=== Provided information ===

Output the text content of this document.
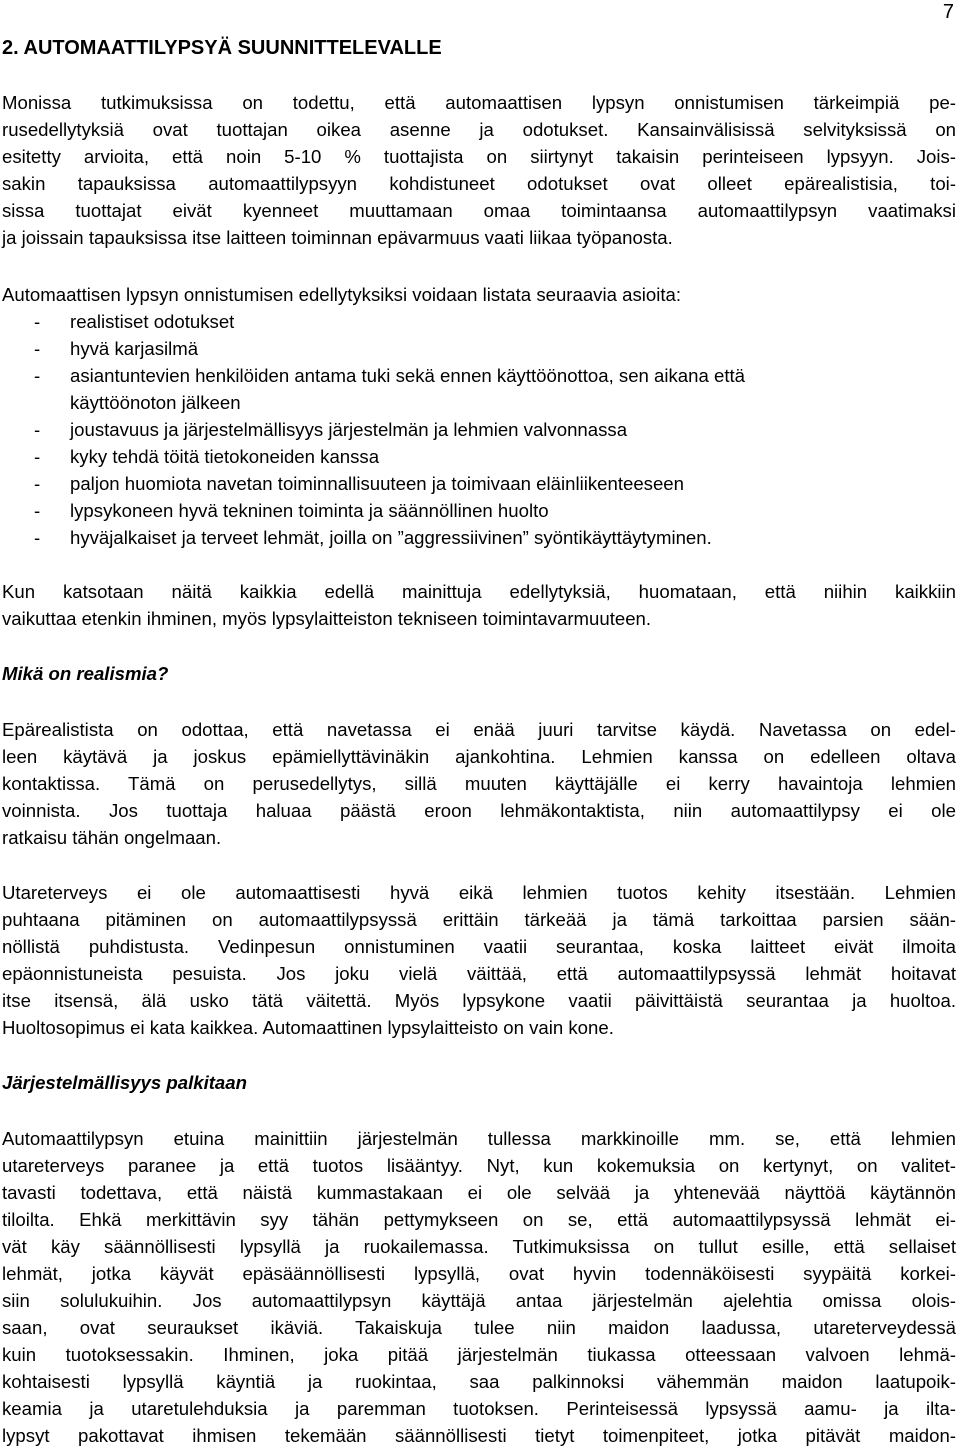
7
2. AUTOMAATTILYPSYÄ SUUNNITTELEVALLE
Monissa tutkimuksissa on todettu, että automaattisen lypsyn onnistumisen tärkeimpiä pe-
rusedellytyksiä ovat tuottajan oikea asenne ja odotukset. Kansainvälisissä selvityksissä on
esitetty arvioita, että noin 5-10 % tuottajista on siirtynyt takaisin perinteiseen lypsyyn. Jois-
sakin tapauksissa automaattilypsyyn kohdistuneet odotukset ovat olleet epärealistisia, toi-
sissa tuottajat eivät kyenneet muuttamaan omaa toimintaansa automaattilypsyn vaatimaksi
ja joissain tapauksissa itse laitteen toiminnan epävarmuus vaati liikaa työpanosta.
Automaattisen lypsyn onnistumisen edellytyksiksi voidaan listata seuraavia asioita:
- realistiset odotukset
- hyvä karjasilmä
- asiantuntevien henkilöiden antama tuki sekä ennen käyttöönottoa, sen aikana että
käyttöönoton jälkeen
- joustavuus ja järjestelmällisyys järjestelmän ja lehmien valvonnassa
- kyky tehdä töitä tietokoneiden kanssa
- paljon huomiota navetan toiminnallisuuteen ja toimivaan eläinliikenteeseen
- lypsykoneen hyvä tekninen toiminta ja säännöllinen huolto
- hyväjalkaiset ja terveet lehmät, joilla on ”aggressiivinen” syöntikäyttäytyminen.
Kun katsotaan näitä kaikkia edellä mainittuja edellytyksiä, huomataan, että niihin kaikkiin
vaikuttaa etenkin ihminen, myös lypsylaitteiston tekniseen toimintavarmuuteen.
Mikä on realismia?
Epärealistista on odottaa, että navetassa ei enää juuri tarvitse käydä. Navetassa on edel-
leen käytävä ja joskus epämiellyttävinäkin ajankohtina. Lehmien kanssa on edelleen oltava
kontaktissa. Tämä on perusedellytys, sillä muuten käyttäjälle ei kerry havaintoja lehmien
voinnista. Jos tuottaja haluaa päästä eroon lehmäkontaktista, niin automaattilypsy ei ole
ratkaisu tähän ongelmaan.
Utareterveys ei ole automaattisesti hyvä eikä lehmien tuotos kehity itsestään. Lehmien
puhtaana pitäminen on automaattilypsyssä erittäin tärkeää ja tämä tarkoittaa parsien sään-
nöllistä puhdistusta. Vedinpesun onnistuminen vaatii seurantaa, koska laitteet eivät ilmoita
epäonnistuneista pesuista. Jos joku vielä väittää, että automaattilypsyssä lehmät hoitavat
itse itsensä, älä usko tätä väitettä. Myös lypsykone vaatii päivittäistä seurantaa ja huoltoa.
Huoltosopimus ei kata kaikkea. Automaattinen lypsylaitteisto on vain kone.
Järjestelmällisyys palkitaan
Automaattilypsyn etuina mainittiin järjestelmän tullessa markkinoille mm. se, että lehmien
utareterveys paranee ja että tuotos lisääntyy. Nyt, kun kokemuksia on kertynyt, on valitet-
tavasti todettava, että näistä kummastakaan ei ole selvää ja yhtenevää näyttöä käytännön
tiloilta. Ehkä merkittävin syy tähän pettymykseen on se, että automaattilypsyssä lehmät ei-
vät käy säännöllisesti lypsyllä ja ruokailemassa. Tutkimuksissa on tullut esille, että sellaiset
lehmät, jotka käyvät epäsäännöllisesti lypsyllä, ovat hyvin todennäköisesti syypäitä korkei-
siin solulukuihin. Jos automaattilypsyn käyttäjä antaa järjestelmän ajelehtia omissa olois-
saan, ovat seuraukset ikäviä. Takaiskuja tulee niin maidon laadussa, utareterveydessä
kuin tuotoksessakin. Ihminen, joka pitää järjestelmän tiukassa otteessaan valvoen lehmä-
kohtaisesti lypsyllä käyntiä ja ruokintaa, saa palkinnoksi vähemmän maidon laatupoik-
keamia ja utaretulehduksia ja paremman tuotoksen. Perinteisessä lypsyssä aamu- ja ilta-
lypsyt pakottavat ihmisen tekemään säännöllisesti tietyt toimenpiteet, jotka pitävät maidon-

===

[Exercise aim]:
Look through the lines above and collect those with the word "jotka".

[Result of this task]:
lehmät, jotka käyvät epäsäännöllisesti lypsyllä, ovat hyvin todennäköisesti syypäitä korkei-
lypsyt pakottavat ihmisen tekemään säännöllisesti tietyt toimenpiteet, jotka pitävät maidon-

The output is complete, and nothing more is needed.